- **Prompt**
According to the market report, by how much are Ukrainian maritime agricultural exports expected to decline in March compared to February?

Corn: 2 to 4 cents lower.

Soybeans: 7 to 9 cents lower.

Wheat: SRW 1 to 3 cents lower; HRW 5 to 7 cents lower; HRS 4 to 6 cents lower.

GENERAL COMMENTS: Corn, soybeans and wheat each pulled back from Tuesday’s gains overnight, continuing the norm of overnight weakness. Each is near pivotal resistance. Outside markets were supportive overnight, as front-month crude oil futures surged and are nearing the $80.00 mark, while the U.S. dollar index posted modest losses, current trading around 60 points lower.

Ukrainian maritime agricultural exports are expected to decline by 20% in March compared to February levels, according to a Reuters report citing information from Spike Brokers. Although specific tonnage figures were not provided, the firm stated the pace of maritime exports is slowing down compared to February. Railway transit of agricultural products out of Ukraine has also decreased, with an average daily rate of 299 wagons this month compared to 374 in February, marking the lowest figure since the beginning of the war. Additionally, exports via roads have declined to 132,000 MT from March 1-11, compared to 172,000 MT for the same period in February.

France’s ag ministry cut the country’s wheat export outlook for 2023-24. It now forecasts wheat exports outside the EU at 10.15 MMT, down 100,000 MT from last month. Exports within the bloc are forecast at 6.19 MMT, down 130,000 MT from last month. As a result, French wheat stocks at the end of the 2023-24 marketing year are now projected at 3.74 MMT, nearly 47% above 2022-23 and a 19-year high.

China should rely more on structural reforms and less on economic stimulus to drive economic growth this year, Liu Shijin, a policy adviser to the People’s Bank of China (PBOC) said. Liu said the economy can achieve its growth target of around 5% this year but that more effort is needed on both stimulus and structural reforms. “There is no issue with macroeconomic policies becoming moderately loose and more proactive, but there is a tendency to focus solely on macroeconomic policies and not even remember how to promote some structural reforms,” Liu said. “The relationship between macro policies and structural reforms may need to be straightened out.” Liu has been calling for reforms to widen migrant workers’ access to public services enjoyed by city dwellers, as well as policies that bolster private entrepreneurship.

CORN: May corn futures saw selling pressure off 40-day moving average resistance overnight, which stands as bulls initial target at $4.42 1/4. Further resistance stands at $4.47 1/2, then $4.50 1/2. Meanwhile, bulls are seeking to hold support at $4.35 1/2, the 20-day moving average, with significant backing from $4.30.

Element region listings:
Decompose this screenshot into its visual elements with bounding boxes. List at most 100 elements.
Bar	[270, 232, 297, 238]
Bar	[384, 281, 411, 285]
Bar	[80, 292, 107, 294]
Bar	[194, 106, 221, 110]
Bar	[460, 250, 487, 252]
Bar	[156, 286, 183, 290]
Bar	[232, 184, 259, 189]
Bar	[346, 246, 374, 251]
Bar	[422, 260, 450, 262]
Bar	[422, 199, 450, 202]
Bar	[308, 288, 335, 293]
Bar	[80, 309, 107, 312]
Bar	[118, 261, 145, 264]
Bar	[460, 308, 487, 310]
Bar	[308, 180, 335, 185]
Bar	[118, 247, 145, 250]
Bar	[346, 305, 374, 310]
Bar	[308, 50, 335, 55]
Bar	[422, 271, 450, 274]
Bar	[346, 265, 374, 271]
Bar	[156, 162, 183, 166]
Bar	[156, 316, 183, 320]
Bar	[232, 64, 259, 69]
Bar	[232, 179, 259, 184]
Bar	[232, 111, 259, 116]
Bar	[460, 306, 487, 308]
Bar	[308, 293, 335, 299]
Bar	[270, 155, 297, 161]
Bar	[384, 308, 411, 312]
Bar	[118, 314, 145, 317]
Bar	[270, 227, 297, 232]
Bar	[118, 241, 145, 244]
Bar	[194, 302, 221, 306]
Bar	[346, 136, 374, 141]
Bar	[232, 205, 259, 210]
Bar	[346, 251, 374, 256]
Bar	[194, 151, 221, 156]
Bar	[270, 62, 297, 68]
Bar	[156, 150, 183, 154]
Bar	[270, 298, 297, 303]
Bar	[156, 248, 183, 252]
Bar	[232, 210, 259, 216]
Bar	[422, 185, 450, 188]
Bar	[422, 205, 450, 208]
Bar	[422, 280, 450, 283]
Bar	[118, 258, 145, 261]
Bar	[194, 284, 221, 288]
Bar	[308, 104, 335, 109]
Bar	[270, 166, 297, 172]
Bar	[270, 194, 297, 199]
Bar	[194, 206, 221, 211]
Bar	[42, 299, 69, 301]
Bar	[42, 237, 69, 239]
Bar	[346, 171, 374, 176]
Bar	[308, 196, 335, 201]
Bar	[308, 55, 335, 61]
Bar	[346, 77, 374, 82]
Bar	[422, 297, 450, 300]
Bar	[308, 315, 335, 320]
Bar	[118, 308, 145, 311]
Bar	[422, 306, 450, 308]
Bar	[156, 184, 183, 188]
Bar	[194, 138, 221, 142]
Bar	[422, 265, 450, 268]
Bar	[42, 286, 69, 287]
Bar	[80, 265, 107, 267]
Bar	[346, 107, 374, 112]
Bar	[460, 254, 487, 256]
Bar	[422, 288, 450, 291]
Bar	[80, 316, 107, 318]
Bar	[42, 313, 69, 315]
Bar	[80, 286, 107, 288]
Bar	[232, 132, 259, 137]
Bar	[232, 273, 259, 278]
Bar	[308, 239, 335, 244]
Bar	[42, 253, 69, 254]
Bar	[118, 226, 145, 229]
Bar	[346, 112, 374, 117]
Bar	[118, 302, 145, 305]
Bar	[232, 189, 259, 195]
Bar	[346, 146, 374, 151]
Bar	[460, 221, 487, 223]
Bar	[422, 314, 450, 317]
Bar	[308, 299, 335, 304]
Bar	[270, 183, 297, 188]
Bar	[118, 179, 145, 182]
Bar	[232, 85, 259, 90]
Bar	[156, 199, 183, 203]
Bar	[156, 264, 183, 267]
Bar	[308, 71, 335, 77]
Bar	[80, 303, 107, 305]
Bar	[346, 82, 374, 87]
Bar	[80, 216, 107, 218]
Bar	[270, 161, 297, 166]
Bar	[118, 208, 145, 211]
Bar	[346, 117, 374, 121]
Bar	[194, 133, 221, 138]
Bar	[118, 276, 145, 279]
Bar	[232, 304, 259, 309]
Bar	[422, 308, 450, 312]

- **Answer to the exercise**
By 20%.